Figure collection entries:
━━━━━━━━━━

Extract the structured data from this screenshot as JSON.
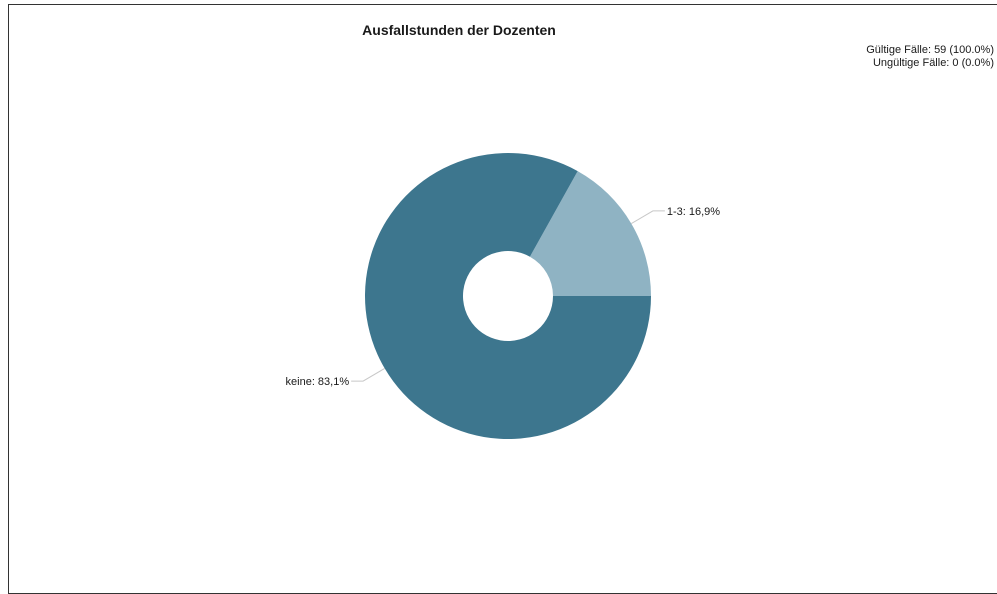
{
  "stats": {
    "valid": "Gültige Fälle: 59 (100.0%)",
    "invalid": "Ungültige Fälle: 0 (0.0%)"
  },
  "chart_data": {
    "type": "pie",
    "title": "Ausfallstunden der Dozenten",
    "donut": true,
    "slices": [
      {
        "label": "1-3",
        "value": 16.9,
        "display": "1-3: 16,9%",
        "color": "#8fb3c3"
      },
      {
        "label": "keine",
        "value": 83.1,
        "display": "keine: 83,1%",
        "color": "#3d768e"
      }
    ]
  }
}
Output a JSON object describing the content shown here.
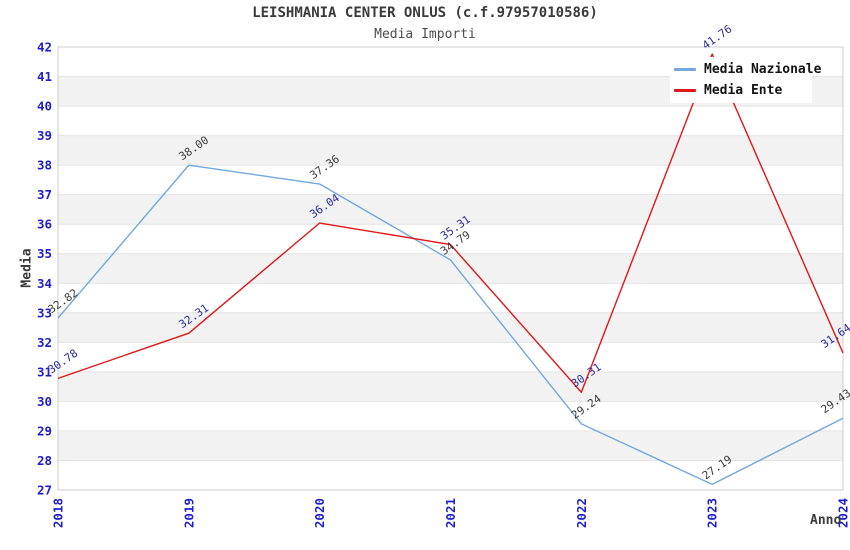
{
  "title": "LEISHMANIA CENTER ONLUS (c.f.97957010586)",
  "subtitle": "Media Importi",
  "chart_data": {
    "type": "line",
    "x": [
      2018,
      2019,
      2020,
      2021,
      2022,
      2023,
      2024
    ],
    "series": [
      {
        "name": "Media Nazionale",
        "color": "#74a7dc",
        "label_color": "#3a3a3a",
        "values": [
          32.82,
          38.0,
          37.36,
          34.79,
          29.24,
          27.19,
          29.43
        ]
      },
      {
        "name": "Media Ente",
        "color": "#e01717",
        "label_color": "#2b2b9e",
        "values": [
          30.78,
          32.31,
          36.04,
          35.31,
          30.31,
          41.76,
          31.64
        ]
      }
    ],
    "xlabel": "Anno",
    "ylabel": "Media",
    "ylim": [
      27,
      42
    ],
    "ytick_step": 1,
    "grid": "horizontal-bands",
    "legend_position": "top-right",
    "tick_label_color": "#1e1ecc",
    "band_color": "#f2f2f2",
    "grid_color": "#e4e4e4",
    "border_color": "#cccccc"
  }
}
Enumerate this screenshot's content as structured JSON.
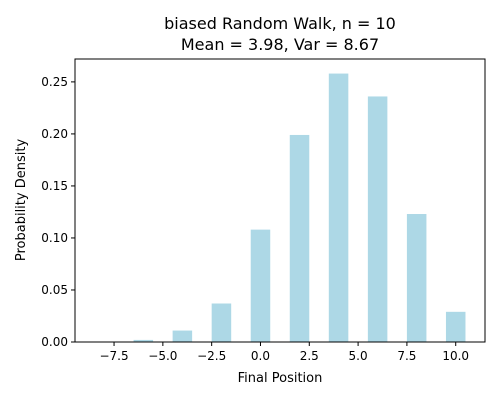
{
  "chart_data": {
    "type": "bar",
    "title_line1": "biased Random Walk, n = 10",
    "title_line2": "Mean = 3.98, Var = 8.67",
    "xlabel": "Final Position",
    "ylabel": "Probability Density",
    "xlim": [
      -9.5,
      11.5
    ],
    "ylim": [
      0,
      0.272
    ],
    "bar_width": 1.0,
    "bar_color": "#add8e6",
    "x": [
      -10,
      -8,
      -6,
      -4,
      -2,
      0,
      2,
      4,
      6,
      8,
      10
    ],
    "values": [
      0.0,
      0.0,
      0.002,
      0.011,
      0.037,
      0.108,
      0.199,
      0.258,
      0.236,
      0.123,
      0.029
    ],
    "xticks": [
      -7.5,
      -5.0,
      -2.5,
      0.0,
      2.5,
      5.0,
      7.5,
      10.0
    ],
    "xtick_labels": [
      "−7.5",
      "−5.0",
      "−2.5",
      "0.0",
      "2.5",
      "5.0",
      "7.5",
      "10.0"
    ],
    "yticks": [
      0.0,
      0.05,
      0.1,
      0.15,
      0.2,
      0.25
    ],
    "ytick_labels": [
      "0.00",
      "0.05",
      "0.10",
      "0.15",
      "0.20",
      "0.25"
    ],
    "grid": false,
    "legend": null
  }
}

━━━━━━━━━━

Return the material exactly as given, apart from the pictures.

Extract the structured data from this screenshot as JSON.
{
  "stats": {
    "valid": "Gültige Fälle: 59 (100.0%)",
    "invalid": "Ungültige Fälle: 0 (0.0%)"
  },
  "chart_data": {
    "type": "pie",
    "title": "Ausfallstunden der Dozenten",
    "donut": true,
    "slices": [
      {
        "label": "1-3",
        "value": 16.9,
        "display": "1-3: 16,9%",
        "color": "#8fb3c3"
      },
      {
        "label": "keine",
        "value": 83.1,
        "display": "keine: 83,1%",
        "color": "#3d768e"
      }
    ]
  }
}
Output a JSON object describing the content shown here.
{
  "title": "LEISHMANIA CENTER ONLUS (c.f.97957010586)",
  "subtitle": "Media Importi",
  "chart_data": {
    "type": "line",
    "x": [
      2018,
      2019,
      2020,
      2021,
      2022,
      2023,
      2024
    ],
    "series": [
      {
        "name": "Media Nazionale",
        "color": "#74a7dc",
        "label_color": "#3a3a3a",
        "values": [
          32.82,
          38.0,
          37.36,
          34.79,
          29.24,
          27.19,
          29.43
        ]
      },
      {
        "name": "Media Ente",
        "color": "#e01717",
        "label_color": "#2b2b9e",
        "values": [
          30.78,
          32.31,
          36.04,
          35.31,
          30.31,
          41.76,
          31.64
        ]
      }
    ],
    "xlabel": "Anno",
    "ylabel": "Media",
    "ylim": [
      27,
      42
    ],
    "ytick_step": 1,
    "grid": "horizontal-bands",
    "legend_position": "top-right",
    "tick_label_color": "#1e1ecc",
    "band_color": "#f2f2f2",
    "grid_color": "#e4e4e4",
    "border_color": "#cccccc"
  }
}
Enumerate this screenshot's content as structured JSON.
{
  "chart_data": {
    "type": "bar",
    "title_line1": "biased Random Walk, n = 10",
    "title_line2": "Mean = 3.98, Var = 8.67",
    "xlabel": "Final Position",
    "ylabel": "Probability Density",
    "xlim": [
      -9.5,
      11.5
    ],
    "ylim": [
      0,
      0.272
    ],
    "bar_width": 1.0,
    "bar_color": "#add8e6",
    "x": [
      -10,
      -8,
      -6,
      -4,
      -2,
      0,
      2,
      4,
      6,
      8,
      10
    ],
    "values": [
      0.0,
      0.0,
      0.002,
      0.011,
      0.037,
      0.108,
      0.199,
      0.258,
      0.236,
      0.123,
      0.029
    ],
    "xticks": [
      -7.5,
      -5.0,
      -2.5,
      0.0,
      2.5,
      5.0,
      7.5,
      10.0
    ],
    "xtick_labels": [
      "−7.5",
      "−5.0",
      "−2.5",
      "0.0",
      "2.5",
      "5.0",
      "7.5",
      "10.0"
    ],
    "yticks": [
      0.0,
      0.05,
      0.1,
      0.15,
      0.2,
      0.25
    ],
    "ytick_labels": [
      "0.00",
      "0.05",
      "0.10",
      "0.15",
      "0.20",
      "0.25"
    ],
    "grid": false,
    "legend": null
  }
}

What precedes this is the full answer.